Begin Source material

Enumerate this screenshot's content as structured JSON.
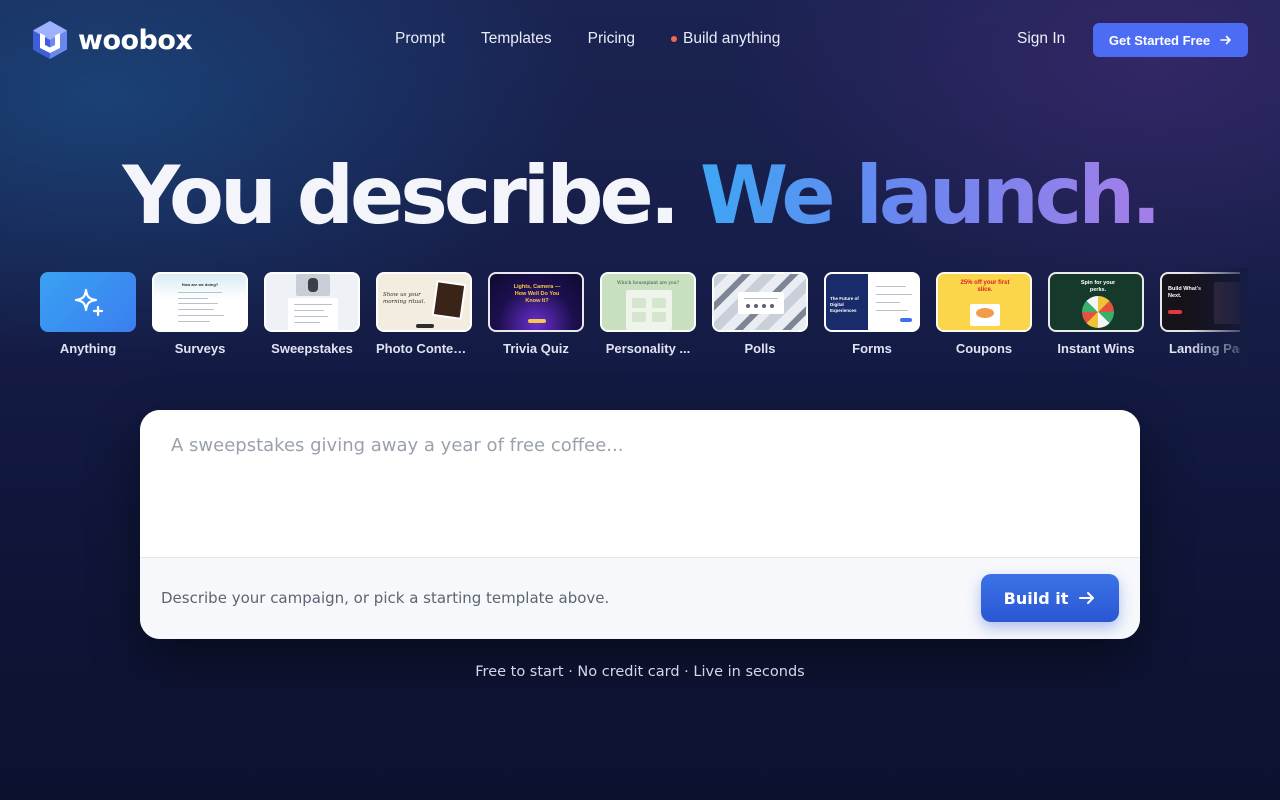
{
  "brand": {
    "name": "woobox"
  },
  "nav": {
    "links": [
      "Prompt",
      "Templates",
      "Pricing",
      "Build anything"
    ],
    "sign_in": "Sign In",
    "cta": "Get Started Free"
  },
  "hero": {
    "part1": "You describe.",
    "part2": "We launch."
  },
  "templates": [
    {
      "label": "Anything",
      "icon": "sparkle-icon"
    },
    {
      "label": "Surveys",
      "preview_text": "How are we doing?"
    },
    {
      "label": "Sweepstakes"
    },
    {
      "label": "Photo Contests",
      "preview_text": "Show us your morning ritual."
    },
    {
      "label": "Trivia Quiz",
      "preview_text": "Lights, Camera — How Well Do You Know It?"
    },
    {
      "label": "Personality ...",
      "preview_text": "Which houseplant are you?"
    },
    {
      "label": "Polls"
    },
    {
      "label": "Forms",
      "preview_text": "The Future of Digital Experiences"
    },
    {
      "label": "Coupons",
      "preview_text": "25% off your first slice."
    },
    {
      "label": "Instant Wins",
      "preview_text": "Spin for your perks."
    },
    {
      "label": "Landing Pag",
      "preview_text": "Build What's Next."
    }
  ],
  "composer": {
    "placeholder": "A sweepstakes giving away a year of free coffee...",
    "hint": "Describe your campaign, or pick a starting template above.",
    "button": "Build it"
  },
  "footnote": "Free to start · No credit card · Live in seconds",
  "colors": {
    "accent": "#4b6cf3",
    "build_button": "#2b56d4",
    "nav_dot": "#f06a4d",
    "hero_gradient": [
      "#3ea6f5",
      "#a67ee9"
    ]
  }
}
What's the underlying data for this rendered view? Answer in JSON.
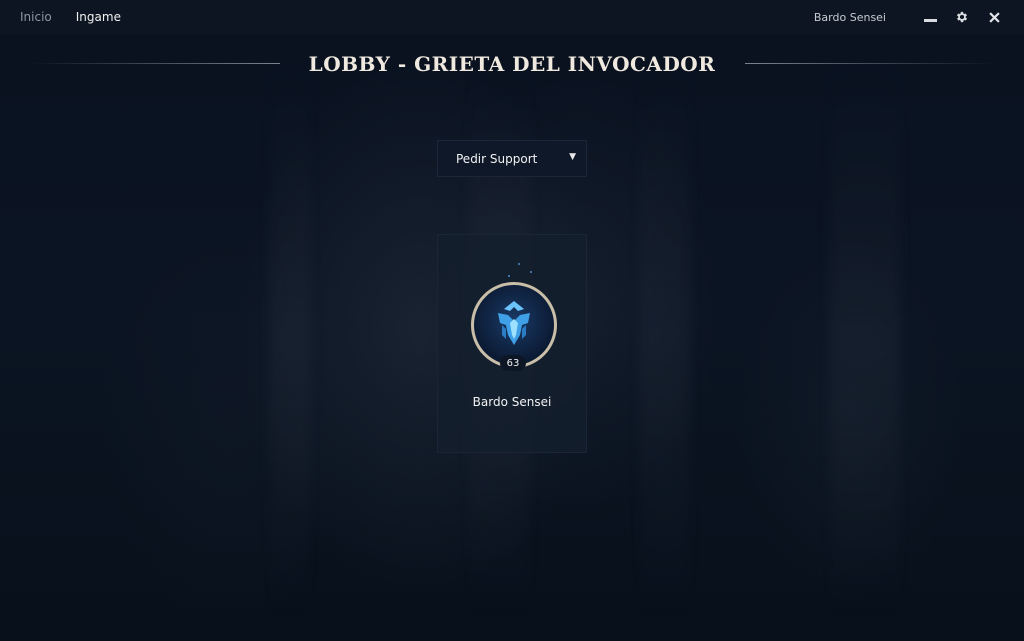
{
  "nav": {
    "items": [
      {
        "label": "Inicio"
      },
      {
        "label": "Ingame"
      }
    ]
  },
  "header": {
    "username": "Bardo Sensei",
    "icons": [
      "minimize-icon",
      "gear-icon",
      "close-icon"
    ]
  },
  "page": {
    "title": "LOBBY - GRIETA DEL INVOCADOR"
  },
  "role_select": {
    "value": "Pedir Support"
  },
  "member": {
    "name": "Bardo Sensei",
    "level": "63",
    "icon": "summoner-icon"
  },
  "colors": {
    "background": "#0b1320",
    "ring": "#c9bfa8",
    "icon_blue": "#3fa0e8"
  }
}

End Source material

> Directive:
Leave out the pictures and output the rest of the material exactly as written.

> Solution:
Enumerate this screenshot's content as structured JSON.
{
  "brand": {
    "name": "woobox"
  },
  "nav": {
    "links": [
      "Prompt",
      "Templates",
      "Pricing",
      "Build anything"
    ],
    "sign_in": "Sign In",
    "cta": "Get Started Free"
  },
  "hero": {
    "part1": "You describe.",
    "part2": "We launch."
  },
  "templates": [
    {
      "label": "Anything",
      "icon": "sparkle-icon"
    },
    {
      "label": "Surveys",
      "preview_text": "How are we doing?"
    },
    {
      "label": "Sweepstakes"
    },
    {
      "label": "Photo Contests",
      "preview_text": "Show us your morning ritual."
    },
    {
      "label": "Trivia Quiz",
      "preview_text": "Lights, Camera — How Well Do You Know It?"
    },
    {
      "label": "Personality ...",
      "preview_text": "Which houseplant are you?"
    },
    {
      "label": "Polls"
    },
    {
      "label": "Forms",
      "preview_text": "The Future of Digital Experiences"
    },
    {
      "label": "Coupons",
      "preview_text": "25% off your first slice."
    },
    {
      "label": "Instant Wins",
      "preview_text": "Spin for your perks."
    },
    {
      "label": "Landing Pag",
      "preview_text": "Build What's Next."
    }
  ],
  "composer": {
    "placeholder": "A sweepstakes giving away a year of free coffee...",
    "hint": "Describe your campaign, or pick a starting template above.",
    "button": "Build it"
  },
  "footnote": "Free to start · No credit card · Live in seconds",
  "colors": {
    "accent": "#4b6cf3",
    "build_button": "#2b56d4",
    "nav_dot": "#f06a4d",
    "hero_gradient": [
      "#3ea6f5",
      "#a67ee9"
    ]
  }
}
What's the underlying data for this rendered view? Answer in JSON.
{
  "nav": {
    "items": [
      {
        "label": "Inicio"
      },
      {
        "label": "Ingame"
      }
    ]
  },
  "header": {
    "username": "Bardo Sensei",
    "icons": [
      "minimize-icon",
      "gear-icon",
      "close-icon"
    ]
  },
  "page": {
    "title": "LOBBY - GRIETA DEL INVOCADOR"
  },
  "role_select": {
    "value": "Pedir Support"
  },
  "member": {
    "name": "Bardo Sensei",
    "level": "63",
    "icon": "summoner-icon"
  },
  "colors": {
    "background": "#0b1320",
    "ring": "#c9bfa8",
    "icon_blue": "#3fa0e8"
  }
}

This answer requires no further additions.